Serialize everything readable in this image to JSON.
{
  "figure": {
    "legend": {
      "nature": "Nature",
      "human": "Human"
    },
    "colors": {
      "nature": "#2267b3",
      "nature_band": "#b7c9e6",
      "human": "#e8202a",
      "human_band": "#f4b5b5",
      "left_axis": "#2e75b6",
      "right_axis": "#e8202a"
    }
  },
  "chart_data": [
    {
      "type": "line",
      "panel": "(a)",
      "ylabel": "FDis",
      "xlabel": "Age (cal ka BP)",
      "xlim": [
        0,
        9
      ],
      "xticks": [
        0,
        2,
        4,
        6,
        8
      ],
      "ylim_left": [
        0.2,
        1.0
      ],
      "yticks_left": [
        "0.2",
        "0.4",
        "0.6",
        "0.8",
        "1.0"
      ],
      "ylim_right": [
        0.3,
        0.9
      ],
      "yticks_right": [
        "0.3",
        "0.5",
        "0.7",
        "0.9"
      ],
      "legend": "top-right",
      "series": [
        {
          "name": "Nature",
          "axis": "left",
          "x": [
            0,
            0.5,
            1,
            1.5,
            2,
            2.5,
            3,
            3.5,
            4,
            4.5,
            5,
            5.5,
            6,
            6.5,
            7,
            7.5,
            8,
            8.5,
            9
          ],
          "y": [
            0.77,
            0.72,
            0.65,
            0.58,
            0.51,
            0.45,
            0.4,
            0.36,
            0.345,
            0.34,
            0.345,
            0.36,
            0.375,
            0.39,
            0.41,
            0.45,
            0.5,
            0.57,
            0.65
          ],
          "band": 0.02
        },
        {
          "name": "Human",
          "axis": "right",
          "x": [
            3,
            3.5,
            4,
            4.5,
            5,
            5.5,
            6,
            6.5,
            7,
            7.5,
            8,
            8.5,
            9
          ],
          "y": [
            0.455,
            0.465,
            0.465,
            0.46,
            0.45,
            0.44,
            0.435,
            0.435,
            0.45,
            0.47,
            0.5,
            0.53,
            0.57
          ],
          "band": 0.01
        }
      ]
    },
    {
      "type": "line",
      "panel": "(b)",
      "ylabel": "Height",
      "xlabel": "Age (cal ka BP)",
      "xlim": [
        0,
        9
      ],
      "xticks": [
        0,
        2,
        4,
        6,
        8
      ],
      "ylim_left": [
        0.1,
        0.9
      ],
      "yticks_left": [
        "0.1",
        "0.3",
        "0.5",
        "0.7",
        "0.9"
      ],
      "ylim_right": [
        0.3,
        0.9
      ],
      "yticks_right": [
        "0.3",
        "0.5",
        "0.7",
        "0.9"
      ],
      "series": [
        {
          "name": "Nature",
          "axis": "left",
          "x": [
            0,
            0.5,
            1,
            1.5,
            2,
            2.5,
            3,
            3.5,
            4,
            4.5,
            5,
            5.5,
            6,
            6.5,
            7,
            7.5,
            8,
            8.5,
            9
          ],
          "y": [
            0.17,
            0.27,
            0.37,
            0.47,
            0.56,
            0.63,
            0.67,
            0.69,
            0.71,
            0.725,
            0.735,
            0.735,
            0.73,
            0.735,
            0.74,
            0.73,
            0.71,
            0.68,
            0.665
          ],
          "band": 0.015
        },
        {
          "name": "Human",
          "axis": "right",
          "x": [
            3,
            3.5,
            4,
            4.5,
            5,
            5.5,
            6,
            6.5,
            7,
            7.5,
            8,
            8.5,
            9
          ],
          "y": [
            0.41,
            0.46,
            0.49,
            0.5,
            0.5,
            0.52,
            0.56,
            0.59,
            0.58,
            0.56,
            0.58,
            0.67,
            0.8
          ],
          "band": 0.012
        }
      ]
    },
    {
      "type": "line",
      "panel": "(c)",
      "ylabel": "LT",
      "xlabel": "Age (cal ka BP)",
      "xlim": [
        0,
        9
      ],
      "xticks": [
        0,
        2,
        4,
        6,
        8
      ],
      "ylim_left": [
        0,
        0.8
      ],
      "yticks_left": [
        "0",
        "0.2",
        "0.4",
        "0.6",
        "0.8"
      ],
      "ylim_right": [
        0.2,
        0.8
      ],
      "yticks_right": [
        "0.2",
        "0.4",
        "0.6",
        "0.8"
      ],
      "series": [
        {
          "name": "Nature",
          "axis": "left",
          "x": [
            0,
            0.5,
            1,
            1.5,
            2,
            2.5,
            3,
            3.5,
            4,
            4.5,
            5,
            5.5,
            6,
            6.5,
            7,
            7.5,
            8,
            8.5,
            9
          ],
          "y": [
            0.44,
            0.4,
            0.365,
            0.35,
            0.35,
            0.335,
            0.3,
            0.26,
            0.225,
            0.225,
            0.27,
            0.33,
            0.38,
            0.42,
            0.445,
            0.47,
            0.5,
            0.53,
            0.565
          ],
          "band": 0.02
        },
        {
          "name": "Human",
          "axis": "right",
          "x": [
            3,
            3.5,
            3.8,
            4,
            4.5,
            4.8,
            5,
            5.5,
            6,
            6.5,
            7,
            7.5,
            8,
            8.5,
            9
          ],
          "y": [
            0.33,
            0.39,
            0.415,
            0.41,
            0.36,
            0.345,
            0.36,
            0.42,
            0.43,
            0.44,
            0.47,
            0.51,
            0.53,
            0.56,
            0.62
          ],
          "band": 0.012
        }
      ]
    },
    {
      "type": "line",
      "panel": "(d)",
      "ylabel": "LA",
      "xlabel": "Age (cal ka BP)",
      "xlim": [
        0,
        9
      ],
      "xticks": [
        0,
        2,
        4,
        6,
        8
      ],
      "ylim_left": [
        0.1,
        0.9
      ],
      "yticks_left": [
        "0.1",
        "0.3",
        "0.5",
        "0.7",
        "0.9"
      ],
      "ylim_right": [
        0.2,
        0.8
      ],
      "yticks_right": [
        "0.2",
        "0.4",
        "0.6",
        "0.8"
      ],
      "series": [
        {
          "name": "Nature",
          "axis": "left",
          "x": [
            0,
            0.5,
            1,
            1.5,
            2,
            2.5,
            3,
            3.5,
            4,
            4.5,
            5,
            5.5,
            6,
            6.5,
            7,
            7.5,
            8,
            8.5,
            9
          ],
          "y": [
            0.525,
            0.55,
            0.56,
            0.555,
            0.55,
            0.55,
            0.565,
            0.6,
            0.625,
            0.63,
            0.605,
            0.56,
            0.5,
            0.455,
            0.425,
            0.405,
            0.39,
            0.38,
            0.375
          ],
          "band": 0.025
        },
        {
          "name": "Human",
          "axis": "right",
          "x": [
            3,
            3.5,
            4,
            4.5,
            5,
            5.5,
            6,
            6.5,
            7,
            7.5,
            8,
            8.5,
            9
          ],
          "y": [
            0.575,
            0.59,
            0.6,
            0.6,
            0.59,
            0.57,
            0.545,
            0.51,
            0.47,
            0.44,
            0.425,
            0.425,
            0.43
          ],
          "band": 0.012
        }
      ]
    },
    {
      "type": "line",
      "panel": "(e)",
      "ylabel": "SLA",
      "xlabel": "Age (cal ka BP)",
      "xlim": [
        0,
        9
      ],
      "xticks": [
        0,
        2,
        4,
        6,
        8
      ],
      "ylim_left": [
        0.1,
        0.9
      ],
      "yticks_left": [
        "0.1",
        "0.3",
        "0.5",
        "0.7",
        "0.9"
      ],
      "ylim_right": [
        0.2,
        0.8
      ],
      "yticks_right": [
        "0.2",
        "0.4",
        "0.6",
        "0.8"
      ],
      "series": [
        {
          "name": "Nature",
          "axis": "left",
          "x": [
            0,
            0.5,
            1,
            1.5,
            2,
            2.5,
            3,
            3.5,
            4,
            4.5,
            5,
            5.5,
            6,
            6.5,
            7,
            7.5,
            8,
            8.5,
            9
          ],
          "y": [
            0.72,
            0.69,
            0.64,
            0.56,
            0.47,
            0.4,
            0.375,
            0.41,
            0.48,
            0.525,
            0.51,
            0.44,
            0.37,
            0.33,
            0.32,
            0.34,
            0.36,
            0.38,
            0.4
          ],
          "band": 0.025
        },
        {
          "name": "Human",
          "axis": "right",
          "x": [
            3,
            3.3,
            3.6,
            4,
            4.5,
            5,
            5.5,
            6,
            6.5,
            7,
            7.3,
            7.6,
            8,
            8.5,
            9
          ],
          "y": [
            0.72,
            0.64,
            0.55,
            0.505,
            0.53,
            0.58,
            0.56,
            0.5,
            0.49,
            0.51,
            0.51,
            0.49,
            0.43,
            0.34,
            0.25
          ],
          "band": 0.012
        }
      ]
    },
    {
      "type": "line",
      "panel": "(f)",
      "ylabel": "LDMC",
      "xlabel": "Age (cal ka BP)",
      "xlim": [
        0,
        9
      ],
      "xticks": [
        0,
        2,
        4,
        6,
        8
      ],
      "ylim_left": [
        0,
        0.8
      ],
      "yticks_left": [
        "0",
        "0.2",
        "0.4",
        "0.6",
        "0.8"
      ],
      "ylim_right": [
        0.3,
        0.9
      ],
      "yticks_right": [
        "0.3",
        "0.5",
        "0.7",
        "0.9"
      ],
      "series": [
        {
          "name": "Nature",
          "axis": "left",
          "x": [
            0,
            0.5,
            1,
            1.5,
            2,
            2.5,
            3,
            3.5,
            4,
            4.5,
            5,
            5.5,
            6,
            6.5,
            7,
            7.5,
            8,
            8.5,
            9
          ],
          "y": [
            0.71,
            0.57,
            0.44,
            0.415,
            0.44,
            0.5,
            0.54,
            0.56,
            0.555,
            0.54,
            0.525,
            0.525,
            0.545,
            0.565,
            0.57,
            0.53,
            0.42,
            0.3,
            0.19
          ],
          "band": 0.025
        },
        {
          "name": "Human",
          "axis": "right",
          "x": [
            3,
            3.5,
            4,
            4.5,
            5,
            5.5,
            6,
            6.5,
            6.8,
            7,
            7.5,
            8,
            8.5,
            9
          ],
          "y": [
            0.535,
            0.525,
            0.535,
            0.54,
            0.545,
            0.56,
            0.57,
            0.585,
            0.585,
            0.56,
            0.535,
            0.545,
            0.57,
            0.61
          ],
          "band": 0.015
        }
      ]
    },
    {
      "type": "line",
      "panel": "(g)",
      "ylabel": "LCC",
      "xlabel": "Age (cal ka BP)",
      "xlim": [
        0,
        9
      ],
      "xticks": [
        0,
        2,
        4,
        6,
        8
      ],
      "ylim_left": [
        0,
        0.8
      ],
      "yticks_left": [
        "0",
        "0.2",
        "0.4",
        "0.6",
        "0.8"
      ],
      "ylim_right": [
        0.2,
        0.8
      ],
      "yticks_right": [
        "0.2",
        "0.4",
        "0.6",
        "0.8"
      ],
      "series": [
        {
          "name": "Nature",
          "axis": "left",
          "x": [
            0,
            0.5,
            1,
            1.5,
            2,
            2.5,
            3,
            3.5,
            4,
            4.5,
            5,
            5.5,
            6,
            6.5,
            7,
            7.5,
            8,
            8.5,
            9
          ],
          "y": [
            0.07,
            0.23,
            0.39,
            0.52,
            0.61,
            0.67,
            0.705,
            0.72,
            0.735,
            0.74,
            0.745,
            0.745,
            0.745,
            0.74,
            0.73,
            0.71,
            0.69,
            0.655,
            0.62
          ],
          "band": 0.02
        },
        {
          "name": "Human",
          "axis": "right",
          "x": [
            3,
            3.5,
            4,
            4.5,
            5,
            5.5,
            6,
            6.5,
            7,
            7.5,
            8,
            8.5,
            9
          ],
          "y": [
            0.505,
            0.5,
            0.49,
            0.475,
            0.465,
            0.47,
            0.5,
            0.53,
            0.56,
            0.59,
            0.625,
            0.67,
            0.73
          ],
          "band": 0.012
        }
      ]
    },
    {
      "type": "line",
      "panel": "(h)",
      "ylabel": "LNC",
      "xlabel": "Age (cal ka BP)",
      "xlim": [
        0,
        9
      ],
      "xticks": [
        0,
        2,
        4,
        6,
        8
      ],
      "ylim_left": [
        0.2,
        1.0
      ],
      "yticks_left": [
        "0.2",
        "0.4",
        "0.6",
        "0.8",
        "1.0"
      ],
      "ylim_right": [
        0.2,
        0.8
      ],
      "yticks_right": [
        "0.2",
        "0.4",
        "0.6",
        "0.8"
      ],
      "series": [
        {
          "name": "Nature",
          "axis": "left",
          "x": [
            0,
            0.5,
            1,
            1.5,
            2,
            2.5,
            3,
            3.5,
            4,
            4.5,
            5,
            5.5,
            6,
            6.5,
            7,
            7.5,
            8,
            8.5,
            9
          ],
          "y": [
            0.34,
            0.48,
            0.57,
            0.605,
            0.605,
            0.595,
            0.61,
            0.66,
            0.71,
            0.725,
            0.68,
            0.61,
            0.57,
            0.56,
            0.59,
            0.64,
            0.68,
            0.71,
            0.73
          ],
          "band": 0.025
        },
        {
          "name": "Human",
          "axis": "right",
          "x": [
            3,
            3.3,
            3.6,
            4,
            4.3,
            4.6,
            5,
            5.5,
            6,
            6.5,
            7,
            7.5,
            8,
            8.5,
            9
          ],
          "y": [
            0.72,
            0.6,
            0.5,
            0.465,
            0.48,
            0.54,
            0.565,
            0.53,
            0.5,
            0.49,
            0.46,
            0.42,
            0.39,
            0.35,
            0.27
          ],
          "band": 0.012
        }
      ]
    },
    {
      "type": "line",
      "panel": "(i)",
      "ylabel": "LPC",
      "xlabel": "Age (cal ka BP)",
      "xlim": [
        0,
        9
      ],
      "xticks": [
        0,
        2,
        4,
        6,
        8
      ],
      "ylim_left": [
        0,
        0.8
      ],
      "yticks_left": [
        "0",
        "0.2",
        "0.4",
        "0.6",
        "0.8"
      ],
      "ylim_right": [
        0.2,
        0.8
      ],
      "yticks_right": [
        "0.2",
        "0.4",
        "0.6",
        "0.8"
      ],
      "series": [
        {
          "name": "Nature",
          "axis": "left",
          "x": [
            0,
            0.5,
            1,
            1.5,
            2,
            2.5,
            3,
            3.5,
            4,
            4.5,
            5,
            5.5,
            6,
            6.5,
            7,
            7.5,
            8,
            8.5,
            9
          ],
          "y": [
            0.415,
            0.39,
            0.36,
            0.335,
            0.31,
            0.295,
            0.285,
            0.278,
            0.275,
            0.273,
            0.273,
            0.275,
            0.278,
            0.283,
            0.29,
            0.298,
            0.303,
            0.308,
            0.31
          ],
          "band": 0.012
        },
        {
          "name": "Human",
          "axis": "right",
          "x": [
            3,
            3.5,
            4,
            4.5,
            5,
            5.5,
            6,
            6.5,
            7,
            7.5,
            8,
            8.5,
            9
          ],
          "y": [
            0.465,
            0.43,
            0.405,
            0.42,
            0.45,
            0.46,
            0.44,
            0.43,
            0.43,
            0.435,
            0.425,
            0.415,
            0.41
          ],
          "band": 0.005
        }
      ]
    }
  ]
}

• _WHAT IS ASKED_: A line counts if it holds the word "panel". How many lines of the entries count? Give the number only.

• _ANSWER TO THE PROBLEM_: 9